Excerpted text
On 01/05/17 10:53, Alastair D'Silva wrote:
> From: Alastair D'Silva <alastair@d-silva.org>
>
> In some situations, a faulty AFU slice may create an interrupt storm of
> slice errors, rendering the machine unusable. Since these interrupts are
> informational only, present the interrupt once, then mask it off to
> prevent it from being retriggered until the AFU is reset.
>
> Signed-off-by: Alastair D'Silva <alastair@d-silva.org>

Thanks for the fixups.

Your goal
Quote each line of the patch reply that contains the name Alastair D'Silva. These entries have nothing to do with the patch reply.

Records of where elements appear:
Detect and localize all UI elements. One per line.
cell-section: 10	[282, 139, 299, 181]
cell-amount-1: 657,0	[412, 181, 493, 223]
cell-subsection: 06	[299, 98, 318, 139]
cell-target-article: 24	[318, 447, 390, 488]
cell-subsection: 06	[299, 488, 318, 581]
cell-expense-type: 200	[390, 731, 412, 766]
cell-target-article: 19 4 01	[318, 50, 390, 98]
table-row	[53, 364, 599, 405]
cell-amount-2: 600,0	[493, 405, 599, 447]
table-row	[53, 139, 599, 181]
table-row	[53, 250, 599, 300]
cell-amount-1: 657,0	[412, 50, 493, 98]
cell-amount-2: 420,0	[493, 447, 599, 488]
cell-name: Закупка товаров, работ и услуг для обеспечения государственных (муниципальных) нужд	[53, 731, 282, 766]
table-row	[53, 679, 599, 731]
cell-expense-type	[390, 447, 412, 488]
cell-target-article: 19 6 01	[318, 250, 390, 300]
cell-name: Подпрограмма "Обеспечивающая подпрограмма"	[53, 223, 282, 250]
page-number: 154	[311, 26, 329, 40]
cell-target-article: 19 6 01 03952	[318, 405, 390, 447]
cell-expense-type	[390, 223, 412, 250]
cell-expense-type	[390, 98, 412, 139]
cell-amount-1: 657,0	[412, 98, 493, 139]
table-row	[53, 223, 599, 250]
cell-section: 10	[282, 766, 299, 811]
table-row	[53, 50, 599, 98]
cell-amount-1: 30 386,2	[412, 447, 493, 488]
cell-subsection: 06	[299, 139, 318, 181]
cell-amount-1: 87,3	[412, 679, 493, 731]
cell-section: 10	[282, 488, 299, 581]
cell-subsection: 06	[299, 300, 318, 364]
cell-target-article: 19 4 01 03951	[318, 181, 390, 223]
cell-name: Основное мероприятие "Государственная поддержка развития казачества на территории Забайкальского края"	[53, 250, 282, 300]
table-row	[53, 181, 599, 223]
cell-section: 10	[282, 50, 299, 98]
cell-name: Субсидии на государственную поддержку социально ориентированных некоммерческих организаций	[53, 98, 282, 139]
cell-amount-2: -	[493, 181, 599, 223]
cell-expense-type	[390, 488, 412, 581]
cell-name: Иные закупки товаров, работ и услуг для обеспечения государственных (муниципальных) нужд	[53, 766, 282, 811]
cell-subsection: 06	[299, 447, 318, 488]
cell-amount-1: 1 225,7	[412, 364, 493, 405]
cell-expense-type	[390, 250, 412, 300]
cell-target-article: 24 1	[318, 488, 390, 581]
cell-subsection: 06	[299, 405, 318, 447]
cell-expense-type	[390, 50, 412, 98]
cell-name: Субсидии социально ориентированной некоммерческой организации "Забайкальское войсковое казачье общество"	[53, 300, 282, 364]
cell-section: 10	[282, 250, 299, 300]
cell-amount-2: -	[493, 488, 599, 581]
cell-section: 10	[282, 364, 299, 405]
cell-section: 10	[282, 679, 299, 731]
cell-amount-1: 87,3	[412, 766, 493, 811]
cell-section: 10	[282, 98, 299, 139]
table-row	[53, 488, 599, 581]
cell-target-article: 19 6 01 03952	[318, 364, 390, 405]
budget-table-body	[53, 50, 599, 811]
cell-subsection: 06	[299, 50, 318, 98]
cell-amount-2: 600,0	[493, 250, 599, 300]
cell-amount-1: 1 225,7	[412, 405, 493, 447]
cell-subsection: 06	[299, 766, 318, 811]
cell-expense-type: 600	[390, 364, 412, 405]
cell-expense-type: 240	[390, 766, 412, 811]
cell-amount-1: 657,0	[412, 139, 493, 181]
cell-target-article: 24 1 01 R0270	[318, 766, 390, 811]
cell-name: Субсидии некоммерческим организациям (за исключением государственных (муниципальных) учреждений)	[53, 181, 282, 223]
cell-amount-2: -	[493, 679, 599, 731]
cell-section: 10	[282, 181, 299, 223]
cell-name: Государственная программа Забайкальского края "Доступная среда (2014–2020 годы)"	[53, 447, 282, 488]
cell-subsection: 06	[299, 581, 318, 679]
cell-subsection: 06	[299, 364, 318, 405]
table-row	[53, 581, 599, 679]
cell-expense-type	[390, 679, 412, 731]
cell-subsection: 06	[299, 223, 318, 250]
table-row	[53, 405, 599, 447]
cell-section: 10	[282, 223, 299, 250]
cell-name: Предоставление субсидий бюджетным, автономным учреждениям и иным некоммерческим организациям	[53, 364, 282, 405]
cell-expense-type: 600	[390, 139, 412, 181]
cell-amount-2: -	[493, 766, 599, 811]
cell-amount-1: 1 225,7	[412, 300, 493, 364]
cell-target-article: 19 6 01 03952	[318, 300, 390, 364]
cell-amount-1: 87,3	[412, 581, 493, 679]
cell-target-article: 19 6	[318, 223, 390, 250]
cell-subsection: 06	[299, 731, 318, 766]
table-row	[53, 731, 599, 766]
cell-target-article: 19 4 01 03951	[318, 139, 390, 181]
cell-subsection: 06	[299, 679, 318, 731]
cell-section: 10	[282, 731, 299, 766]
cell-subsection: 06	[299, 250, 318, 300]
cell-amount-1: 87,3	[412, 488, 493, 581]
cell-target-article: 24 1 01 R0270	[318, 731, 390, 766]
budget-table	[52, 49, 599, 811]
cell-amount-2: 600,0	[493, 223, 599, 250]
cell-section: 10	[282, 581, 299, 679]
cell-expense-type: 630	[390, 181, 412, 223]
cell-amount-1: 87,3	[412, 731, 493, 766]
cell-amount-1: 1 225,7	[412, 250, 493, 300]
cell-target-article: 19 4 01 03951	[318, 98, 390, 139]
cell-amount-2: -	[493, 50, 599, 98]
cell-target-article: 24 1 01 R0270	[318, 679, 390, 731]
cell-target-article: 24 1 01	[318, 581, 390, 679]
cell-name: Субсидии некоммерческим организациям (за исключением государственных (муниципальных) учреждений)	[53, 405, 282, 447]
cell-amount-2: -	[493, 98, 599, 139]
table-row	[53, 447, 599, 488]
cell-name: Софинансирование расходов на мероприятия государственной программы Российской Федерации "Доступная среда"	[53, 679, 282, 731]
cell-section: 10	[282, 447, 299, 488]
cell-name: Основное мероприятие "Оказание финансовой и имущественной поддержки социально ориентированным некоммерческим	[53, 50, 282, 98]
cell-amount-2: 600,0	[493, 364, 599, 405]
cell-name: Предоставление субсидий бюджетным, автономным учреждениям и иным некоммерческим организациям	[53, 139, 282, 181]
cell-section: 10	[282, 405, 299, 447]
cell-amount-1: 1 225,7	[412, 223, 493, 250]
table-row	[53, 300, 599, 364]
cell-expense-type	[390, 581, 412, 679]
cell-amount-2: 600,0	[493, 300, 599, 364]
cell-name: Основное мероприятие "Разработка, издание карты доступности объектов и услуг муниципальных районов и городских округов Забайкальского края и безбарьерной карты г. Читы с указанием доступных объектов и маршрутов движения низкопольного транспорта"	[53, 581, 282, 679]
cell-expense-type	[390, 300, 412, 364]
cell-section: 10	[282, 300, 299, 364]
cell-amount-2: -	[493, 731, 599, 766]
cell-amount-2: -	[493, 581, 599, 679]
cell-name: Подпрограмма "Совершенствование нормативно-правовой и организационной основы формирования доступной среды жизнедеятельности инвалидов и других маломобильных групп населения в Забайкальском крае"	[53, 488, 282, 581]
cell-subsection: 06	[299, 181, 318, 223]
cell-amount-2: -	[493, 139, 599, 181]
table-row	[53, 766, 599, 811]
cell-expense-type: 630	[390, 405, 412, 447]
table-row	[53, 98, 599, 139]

Solution
On 01/05/17 10:53, Alastair D'Silva wrote:
> From: Alastair D'Silva <alastair@d-silva.org>
> Signed-off-by: Alastair D'Silva <alastair@d-silva.org>